### What is expected
Search the material for the word "this" and report each line where it turns up.
++++ Data provided ++++
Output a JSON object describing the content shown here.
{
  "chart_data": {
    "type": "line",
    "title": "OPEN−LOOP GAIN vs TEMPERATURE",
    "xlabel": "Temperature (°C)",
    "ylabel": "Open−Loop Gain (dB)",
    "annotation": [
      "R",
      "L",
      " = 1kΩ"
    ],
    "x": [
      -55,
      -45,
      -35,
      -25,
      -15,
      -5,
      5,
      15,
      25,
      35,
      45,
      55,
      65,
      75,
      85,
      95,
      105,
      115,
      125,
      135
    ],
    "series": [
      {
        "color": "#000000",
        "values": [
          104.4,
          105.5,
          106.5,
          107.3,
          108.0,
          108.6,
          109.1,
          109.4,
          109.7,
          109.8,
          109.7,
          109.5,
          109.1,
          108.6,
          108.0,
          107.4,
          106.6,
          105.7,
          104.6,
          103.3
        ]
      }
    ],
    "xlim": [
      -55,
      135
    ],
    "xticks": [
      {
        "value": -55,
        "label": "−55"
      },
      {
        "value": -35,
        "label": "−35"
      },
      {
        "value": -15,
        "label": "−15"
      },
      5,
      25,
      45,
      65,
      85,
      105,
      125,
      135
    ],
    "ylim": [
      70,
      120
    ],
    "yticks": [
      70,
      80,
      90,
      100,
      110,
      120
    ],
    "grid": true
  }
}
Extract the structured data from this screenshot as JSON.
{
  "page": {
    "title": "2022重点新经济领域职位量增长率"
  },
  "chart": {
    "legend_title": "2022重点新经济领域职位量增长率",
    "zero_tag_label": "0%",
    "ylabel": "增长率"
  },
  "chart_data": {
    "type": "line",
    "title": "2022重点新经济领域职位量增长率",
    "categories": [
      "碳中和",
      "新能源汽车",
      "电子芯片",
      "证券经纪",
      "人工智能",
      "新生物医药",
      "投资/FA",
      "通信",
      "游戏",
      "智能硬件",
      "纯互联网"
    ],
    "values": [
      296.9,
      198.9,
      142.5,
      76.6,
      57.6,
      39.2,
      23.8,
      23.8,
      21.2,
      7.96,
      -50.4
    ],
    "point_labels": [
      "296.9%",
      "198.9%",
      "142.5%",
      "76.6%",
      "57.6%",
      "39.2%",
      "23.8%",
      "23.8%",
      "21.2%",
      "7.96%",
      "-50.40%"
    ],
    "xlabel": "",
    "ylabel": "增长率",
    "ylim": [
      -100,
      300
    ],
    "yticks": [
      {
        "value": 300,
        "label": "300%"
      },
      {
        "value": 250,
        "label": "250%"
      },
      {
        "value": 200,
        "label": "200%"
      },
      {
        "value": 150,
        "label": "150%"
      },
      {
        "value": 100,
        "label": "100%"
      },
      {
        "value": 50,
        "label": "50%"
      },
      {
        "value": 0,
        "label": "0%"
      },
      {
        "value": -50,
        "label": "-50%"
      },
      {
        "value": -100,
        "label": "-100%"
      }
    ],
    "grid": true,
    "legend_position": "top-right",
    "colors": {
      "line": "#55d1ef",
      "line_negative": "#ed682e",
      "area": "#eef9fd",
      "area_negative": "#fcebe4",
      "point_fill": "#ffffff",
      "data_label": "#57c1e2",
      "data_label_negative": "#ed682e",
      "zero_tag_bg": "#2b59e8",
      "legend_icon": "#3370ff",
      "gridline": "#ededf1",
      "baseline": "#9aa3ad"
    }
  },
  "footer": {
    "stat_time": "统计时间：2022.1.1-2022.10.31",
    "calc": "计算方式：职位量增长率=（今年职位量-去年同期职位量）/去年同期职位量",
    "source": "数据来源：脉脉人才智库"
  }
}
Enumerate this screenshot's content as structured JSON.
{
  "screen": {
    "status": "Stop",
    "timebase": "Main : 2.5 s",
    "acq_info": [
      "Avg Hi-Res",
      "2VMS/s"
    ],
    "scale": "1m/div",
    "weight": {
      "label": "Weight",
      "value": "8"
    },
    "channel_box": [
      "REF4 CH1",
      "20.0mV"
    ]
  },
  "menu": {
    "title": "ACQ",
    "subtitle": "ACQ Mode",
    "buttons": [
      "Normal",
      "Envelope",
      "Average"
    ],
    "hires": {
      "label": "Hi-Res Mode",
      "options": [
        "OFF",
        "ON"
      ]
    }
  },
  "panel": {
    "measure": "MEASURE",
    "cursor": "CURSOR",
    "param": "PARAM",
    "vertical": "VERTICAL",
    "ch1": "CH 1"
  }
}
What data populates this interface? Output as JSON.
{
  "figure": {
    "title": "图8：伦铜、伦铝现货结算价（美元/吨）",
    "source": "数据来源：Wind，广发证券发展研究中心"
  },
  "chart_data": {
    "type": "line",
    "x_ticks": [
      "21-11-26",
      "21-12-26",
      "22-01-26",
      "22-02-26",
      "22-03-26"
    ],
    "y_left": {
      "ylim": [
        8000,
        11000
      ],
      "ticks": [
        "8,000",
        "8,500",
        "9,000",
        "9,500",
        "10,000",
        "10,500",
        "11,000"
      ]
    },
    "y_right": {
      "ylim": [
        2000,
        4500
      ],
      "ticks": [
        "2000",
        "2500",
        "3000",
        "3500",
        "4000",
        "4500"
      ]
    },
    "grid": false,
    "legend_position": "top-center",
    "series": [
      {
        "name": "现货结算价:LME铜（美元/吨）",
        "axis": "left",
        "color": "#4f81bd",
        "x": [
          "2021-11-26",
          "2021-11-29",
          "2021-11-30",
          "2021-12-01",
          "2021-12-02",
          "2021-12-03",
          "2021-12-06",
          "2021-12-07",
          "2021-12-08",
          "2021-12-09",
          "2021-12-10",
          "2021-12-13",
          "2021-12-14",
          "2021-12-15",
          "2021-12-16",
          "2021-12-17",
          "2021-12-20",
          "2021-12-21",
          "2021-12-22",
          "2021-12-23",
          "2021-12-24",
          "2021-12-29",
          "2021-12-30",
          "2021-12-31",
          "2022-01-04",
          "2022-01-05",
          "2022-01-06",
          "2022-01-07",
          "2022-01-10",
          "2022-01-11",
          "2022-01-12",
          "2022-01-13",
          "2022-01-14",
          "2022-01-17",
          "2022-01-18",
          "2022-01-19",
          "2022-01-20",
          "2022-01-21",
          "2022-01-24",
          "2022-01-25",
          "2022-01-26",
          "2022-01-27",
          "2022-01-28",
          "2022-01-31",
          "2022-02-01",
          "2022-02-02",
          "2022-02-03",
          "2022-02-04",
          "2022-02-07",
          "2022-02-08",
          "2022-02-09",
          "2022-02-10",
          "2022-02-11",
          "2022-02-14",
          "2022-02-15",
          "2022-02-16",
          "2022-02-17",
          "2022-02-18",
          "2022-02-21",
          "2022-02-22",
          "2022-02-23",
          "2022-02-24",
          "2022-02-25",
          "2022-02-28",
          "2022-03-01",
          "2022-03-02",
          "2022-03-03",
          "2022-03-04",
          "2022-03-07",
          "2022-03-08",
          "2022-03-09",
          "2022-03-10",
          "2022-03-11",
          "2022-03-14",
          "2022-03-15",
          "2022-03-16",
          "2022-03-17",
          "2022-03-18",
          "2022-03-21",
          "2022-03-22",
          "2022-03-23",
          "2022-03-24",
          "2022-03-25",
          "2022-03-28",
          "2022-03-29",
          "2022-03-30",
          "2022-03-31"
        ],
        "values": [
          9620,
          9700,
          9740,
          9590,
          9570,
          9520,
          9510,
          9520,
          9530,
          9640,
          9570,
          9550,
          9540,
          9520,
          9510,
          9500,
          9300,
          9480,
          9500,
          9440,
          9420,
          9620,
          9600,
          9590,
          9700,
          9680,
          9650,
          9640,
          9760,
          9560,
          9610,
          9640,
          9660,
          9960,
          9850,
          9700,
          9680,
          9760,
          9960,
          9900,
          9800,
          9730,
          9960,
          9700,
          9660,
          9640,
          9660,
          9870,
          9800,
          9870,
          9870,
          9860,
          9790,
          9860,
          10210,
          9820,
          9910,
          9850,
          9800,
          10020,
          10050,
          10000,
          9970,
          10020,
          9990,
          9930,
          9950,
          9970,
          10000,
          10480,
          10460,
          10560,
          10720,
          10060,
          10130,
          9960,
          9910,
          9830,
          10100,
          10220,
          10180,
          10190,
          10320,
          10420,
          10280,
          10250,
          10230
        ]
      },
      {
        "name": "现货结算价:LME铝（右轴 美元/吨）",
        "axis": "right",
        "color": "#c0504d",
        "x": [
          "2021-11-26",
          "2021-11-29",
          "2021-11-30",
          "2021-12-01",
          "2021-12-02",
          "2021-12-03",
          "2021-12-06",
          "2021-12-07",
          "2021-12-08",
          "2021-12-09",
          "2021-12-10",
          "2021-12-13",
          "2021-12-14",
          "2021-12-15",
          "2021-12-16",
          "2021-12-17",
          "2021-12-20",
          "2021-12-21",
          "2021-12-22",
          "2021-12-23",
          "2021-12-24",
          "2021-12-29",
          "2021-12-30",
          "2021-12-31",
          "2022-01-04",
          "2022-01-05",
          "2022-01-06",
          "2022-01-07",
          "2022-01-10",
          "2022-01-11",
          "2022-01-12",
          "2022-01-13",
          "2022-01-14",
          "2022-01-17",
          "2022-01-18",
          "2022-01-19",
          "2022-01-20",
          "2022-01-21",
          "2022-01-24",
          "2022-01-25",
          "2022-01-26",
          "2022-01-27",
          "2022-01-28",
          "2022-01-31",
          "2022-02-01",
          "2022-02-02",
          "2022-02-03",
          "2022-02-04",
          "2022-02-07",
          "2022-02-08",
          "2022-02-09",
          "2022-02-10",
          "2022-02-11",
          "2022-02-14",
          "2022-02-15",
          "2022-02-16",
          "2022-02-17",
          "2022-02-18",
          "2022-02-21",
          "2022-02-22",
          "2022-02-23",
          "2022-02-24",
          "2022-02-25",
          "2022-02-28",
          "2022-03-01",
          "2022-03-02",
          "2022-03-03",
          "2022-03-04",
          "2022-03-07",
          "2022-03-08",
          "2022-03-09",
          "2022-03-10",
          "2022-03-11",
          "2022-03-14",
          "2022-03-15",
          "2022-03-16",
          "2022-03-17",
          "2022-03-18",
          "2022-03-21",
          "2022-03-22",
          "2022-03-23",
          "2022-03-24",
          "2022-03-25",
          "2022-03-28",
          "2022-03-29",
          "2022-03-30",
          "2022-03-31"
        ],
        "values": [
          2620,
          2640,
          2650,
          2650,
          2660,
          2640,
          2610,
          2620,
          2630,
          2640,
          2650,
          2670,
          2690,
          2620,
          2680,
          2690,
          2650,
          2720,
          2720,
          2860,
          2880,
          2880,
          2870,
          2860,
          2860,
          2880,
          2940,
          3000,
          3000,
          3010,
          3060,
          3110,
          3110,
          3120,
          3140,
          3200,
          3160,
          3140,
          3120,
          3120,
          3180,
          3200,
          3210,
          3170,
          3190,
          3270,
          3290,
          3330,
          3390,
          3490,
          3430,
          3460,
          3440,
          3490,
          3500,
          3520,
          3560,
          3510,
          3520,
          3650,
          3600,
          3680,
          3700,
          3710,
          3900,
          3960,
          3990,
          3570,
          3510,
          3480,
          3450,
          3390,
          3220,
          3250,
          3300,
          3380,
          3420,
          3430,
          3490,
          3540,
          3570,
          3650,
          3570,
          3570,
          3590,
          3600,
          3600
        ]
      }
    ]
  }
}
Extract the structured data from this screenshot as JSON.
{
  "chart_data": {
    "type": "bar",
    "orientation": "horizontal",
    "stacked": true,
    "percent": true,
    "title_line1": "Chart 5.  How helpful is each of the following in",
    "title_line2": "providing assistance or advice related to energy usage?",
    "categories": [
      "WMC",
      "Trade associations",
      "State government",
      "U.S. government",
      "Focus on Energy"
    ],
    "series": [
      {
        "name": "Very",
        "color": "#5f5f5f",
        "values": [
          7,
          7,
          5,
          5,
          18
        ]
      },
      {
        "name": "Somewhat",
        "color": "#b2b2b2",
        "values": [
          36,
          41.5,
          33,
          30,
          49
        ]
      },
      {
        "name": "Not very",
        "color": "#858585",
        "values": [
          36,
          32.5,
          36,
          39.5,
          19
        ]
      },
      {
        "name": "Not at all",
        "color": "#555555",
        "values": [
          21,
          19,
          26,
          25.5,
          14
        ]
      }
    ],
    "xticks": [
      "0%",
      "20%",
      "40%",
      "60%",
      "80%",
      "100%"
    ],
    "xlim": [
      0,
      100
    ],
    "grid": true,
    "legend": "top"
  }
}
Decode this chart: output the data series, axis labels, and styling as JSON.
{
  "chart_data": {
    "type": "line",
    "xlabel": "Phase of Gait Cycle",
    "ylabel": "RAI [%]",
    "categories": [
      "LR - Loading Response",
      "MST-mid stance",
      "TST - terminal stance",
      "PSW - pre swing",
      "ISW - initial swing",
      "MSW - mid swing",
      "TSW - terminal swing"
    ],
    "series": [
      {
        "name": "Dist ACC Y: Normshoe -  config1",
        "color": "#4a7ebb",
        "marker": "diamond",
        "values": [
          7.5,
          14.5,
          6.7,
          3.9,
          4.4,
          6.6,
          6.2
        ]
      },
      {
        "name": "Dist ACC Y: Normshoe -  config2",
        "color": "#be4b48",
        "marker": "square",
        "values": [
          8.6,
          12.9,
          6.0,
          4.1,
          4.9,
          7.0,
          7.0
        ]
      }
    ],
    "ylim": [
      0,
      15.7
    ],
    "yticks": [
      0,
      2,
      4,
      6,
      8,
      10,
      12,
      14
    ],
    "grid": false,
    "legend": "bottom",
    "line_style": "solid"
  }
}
++++
### Response to the task
Extract the structured data from this screenshot as JSON.
Enumerate this screenshot's content as structured JSON.
What data populates this interface? Output as JSON.
Extract the structured data from this screenshot as JSON.
Decode this chart: output the data series, axis labels, and styling as JSON.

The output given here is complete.